Dataset records
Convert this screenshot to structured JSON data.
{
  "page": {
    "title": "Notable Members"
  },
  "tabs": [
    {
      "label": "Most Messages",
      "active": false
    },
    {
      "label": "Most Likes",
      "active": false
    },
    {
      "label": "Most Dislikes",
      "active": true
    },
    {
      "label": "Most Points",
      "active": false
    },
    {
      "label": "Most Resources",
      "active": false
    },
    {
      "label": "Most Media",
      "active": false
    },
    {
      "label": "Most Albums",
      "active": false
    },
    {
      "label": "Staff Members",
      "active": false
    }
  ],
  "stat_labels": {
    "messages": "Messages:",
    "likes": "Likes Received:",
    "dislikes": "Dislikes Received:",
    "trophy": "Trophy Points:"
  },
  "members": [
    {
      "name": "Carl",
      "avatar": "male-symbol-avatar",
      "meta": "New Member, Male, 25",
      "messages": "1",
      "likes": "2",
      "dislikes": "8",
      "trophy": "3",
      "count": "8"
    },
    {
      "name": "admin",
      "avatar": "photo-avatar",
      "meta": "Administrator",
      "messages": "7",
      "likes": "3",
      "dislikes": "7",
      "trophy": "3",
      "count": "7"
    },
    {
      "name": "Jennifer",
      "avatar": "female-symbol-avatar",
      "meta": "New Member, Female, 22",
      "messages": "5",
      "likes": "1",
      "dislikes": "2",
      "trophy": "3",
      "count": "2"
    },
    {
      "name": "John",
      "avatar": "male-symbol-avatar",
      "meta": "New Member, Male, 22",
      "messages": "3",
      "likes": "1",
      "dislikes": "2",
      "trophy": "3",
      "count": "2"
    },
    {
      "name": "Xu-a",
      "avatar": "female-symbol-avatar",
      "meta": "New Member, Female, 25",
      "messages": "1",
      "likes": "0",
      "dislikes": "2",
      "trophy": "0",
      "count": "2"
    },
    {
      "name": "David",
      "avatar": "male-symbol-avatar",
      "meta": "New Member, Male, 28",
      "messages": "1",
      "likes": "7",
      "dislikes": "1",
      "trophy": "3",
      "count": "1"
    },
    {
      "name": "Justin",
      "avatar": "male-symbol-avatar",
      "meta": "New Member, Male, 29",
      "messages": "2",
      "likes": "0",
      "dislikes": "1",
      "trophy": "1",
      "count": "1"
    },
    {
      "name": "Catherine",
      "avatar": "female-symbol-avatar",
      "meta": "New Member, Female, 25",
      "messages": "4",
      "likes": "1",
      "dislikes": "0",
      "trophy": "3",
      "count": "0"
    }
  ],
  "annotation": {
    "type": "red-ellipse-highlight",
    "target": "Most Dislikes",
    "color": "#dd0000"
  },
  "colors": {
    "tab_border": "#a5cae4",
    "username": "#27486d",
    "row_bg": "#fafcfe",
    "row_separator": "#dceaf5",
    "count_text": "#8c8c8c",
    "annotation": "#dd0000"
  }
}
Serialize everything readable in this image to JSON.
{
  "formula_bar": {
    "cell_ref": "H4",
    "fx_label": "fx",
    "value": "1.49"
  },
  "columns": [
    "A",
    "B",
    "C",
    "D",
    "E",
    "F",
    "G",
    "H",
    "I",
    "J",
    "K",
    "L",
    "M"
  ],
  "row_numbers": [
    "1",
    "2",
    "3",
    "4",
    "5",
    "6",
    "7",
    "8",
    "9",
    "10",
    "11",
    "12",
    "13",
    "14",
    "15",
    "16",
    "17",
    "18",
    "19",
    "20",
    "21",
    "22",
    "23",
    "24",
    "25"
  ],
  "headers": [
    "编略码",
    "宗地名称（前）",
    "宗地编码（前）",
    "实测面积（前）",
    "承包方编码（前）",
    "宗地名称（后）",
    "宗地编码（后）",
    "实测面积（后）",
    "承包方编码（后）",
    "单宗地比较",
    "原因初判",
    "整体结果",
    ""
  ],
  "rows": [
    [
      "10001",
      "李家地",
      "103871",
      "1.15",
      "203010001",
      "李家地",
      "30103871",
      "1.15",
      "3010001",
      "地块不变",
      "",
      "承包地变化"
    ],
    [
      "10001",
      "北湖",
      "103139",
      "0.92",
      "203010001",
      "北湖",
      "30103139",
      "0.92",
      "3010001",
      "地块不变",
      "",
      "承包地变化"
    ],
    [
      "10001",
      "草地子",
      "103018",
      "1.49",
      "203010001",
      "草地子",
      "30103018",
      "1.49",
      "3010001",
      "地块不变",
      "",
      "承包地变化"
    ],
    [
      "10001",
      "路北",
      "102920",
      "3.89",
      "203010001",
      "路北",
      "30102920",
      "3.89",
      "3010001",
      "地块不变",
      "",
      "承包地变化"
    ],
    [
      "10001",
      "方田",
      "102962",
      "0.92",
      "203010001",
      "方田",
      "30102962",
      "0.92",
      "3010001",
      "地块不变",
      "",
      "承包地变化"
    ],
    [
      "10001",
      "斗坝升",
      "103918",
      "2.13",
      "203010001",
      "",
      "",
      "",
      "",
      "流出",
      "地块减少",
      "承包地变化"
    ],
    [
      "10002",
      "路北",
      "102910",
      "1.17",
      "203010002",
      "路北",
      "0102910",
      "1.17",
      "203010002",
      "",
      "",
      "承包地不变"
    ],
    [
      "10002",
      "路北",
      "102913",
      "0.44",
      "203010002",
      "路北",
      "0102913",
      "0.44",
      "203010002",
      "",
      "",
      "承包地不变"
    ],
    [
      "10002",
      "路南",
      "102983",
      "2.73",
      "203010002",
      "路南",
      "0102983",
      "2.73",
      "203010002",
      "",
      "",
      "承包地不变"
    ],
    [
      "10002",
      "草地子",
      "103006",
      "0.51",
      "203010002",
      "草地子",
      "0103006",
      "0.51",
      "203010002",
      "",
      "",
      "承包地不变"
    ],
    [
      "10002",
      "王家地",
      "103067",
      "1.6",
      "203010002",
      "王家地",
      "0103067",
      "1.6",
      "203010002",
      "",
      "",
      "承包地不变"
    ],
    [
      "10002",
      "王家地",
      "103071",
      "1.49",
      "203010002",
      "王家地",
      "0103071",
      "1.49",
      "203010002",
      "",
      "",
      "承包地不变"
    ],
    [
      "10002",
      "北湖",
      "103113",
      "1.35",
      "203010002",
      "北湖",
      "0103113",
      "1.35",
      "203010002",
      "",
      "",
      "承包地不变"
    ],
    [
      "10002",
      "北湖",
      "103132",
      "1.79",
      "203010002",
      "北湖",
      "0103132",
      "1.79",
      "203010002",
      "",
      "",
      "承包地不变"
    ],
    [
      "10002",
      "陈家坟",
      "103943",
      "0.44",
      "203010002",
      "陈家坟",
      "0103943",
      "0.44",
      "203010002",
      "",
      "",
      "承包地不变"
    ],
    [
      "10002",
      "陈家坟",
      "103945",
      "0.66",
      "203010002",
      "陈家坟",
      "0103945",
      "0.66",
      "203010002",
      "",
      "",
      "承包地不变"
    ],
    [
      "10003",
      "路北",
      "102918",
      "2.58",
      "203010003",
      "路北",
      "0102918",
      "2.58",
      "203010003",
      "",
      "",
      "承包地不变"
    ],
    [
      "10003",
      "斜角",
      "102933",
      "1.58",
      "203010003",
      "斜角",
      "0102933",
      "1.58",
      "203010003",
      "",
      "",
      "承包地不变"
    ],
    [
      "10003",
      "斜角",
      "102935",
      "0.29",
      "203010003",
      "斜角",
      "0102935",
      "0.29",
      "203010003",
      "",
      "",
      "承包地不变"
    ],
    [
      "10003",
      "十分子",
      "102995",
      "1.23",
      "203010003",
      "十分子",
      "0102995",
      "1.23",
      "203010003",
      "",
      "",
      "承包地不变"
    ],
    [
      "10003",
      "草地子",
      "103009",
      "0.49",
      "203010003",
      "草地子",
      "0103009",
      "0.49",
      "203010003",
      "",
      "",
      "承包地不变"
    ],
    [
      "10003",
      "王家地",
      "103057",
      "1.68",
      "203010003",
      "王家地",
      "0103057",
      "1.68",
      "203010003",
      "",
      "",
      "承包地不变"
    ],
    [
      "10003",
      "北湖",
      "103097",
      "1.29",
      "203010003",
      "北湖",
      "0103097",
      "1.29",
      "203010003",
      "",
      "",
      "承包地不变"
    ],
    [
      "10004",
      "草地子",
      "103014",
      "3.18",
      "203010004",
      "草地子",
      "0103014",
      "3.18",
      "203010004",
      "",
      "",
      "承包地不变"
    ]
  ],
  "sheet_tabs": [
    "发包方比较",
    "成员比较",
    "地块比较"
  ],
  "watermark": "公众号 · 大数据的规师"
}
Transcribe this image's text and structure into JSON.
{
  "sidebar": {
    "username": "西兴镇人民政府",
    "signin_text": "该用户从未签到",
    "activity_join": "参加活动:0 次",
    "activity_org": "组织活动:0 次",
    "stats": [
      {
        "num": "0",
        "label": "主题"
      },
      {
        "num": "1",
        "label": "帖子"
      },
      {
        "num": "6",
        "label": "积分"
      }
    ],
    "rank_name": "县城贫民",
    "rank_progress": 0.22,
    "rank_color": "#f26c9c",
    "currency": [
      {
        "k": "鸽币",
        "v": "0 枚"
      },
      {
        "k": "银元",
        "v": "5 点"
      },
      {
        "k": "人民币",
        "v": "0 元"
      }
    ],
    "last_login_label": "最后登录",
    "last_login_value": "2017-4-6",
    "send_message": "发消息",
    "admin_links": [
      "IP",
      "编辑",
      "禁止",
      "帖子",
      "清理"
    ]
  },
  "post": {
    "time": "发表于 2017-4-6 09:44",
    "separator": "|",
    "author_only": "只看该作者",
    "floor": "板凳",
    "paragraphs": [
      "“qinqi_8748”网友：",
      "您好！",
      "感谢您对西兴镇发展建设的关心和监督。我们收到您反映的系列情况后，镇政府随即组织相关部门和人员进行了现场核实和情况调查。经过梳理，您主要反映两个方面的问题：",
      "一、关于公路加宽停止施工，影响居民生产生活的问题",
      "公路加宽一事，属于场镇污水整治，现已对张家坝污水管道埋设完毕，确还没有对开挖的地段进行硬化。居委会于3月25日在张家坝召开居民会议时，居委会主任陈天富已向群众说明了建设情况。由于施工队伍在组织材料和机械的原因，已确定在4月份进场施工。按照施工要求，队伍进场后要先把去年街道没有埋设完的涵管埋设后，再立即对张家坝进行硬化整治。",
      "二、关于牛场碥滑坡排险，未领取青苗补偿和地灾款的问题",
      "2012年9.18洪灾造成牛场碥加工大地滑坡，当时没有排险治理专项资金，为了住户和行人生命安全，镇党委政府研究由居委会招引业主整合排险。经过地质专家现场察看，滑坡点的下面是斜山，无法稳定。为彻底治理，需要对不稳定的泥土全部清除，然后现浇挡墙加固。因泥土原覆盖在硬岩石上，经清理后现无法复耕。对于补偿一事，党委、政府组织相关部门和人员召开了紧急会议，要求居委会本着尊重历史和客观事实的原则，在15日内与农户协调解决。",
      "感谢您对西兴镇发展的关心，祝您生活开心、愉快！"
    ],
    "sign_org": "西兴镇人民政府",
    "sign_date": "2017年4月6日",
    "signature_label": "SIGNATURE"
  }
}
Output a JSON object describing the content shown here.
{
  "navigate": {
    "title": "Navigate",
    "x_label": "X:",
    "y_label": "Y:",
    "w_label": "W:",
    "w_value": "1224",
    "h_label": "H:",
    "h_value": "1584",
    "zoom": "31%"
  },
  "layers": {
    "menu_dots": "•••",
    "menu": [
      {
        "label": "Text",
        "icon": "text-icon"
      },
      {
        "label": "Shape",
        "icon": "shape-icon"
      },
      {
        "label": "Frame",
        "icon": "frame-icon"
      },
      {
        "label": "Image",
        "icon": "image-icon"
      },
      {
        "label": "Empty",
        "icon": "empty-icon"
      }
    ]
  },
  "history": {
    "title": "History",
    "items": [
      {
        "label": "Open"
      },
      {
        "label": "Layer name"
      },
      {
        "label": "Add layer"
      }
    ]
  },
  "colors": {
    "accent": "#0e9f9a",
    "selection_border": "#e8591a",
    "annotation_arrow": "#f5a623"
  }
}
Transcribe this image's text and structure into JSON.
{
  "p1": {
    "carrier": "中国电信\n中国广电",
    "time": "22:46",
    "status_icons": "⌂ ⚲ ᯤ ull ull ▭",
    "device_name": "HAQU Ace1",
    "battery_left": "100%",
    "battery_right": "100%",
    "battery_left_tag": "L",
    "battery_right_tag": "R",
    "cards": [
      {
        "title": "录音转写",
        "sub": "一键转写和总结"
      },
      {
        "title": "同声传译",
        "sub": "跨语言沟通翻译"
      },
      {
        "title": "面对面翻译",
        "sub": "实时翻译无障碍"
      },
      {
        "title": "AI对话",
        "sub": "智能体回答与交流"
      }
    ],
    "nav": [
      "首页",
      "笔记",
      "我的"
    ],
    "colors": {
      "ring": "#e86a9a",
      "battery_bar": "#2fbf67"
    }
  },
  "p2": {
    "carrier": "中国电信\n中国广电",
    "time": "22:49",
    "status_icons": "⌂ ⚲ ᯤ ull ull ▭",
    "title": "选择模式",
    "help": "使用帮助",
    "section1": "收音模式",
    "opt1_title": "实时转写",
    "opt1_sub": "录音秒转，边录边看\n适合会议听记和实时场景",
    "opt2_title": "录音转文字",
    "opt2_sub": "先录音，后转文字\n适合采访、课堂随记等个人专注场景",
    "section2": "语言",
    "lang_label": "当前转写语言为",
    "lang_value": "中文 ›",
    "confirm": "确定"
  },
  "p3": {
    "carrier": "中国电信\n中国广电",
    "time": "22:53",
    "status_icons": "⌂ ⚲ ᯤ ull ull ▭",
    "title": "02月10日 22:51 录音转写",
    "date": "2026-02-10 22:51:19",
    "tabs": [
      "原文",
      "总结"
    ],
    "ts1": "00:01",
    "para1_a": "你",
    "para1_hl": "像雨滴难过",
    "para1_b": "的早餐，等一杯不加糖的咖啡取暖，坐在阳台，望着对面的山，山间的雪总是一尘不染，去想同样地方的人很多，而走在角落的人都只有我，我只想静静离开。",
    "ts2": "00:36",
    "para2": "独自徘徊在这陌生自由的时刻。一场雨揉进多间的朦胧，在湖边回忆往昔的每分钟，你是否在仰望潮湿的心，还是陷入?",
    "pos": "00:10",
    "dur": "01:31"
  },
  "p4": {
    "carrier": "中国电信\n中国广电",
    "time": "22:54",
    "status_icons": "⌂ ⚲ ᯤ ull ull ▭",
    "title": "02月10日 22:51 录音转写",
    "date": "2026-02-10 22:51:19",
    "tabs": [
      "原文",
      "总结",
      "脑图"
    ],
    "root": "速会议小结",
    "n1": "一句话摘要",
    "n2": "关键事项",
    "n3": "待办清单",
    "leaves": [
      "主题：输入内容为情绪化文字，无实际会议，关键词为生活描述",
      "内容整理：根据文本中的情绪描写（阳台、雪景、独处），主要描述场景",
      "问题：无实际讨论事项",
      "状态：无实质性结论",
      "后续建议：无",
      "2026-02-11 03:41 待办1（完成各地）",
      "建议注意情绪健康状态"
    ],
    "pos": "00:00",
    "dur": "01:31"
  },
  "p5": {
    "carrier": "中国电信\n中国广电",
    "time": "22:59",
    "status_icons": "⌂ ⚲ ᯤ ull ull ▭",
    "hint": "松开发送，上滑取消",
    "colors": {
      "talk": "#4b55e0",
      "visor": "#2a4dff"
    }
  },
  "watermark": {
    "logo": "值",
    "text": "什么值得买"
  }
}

Given instruction
Determine how many lines of this listing contain "time", and give only the number.

Reply to the task
6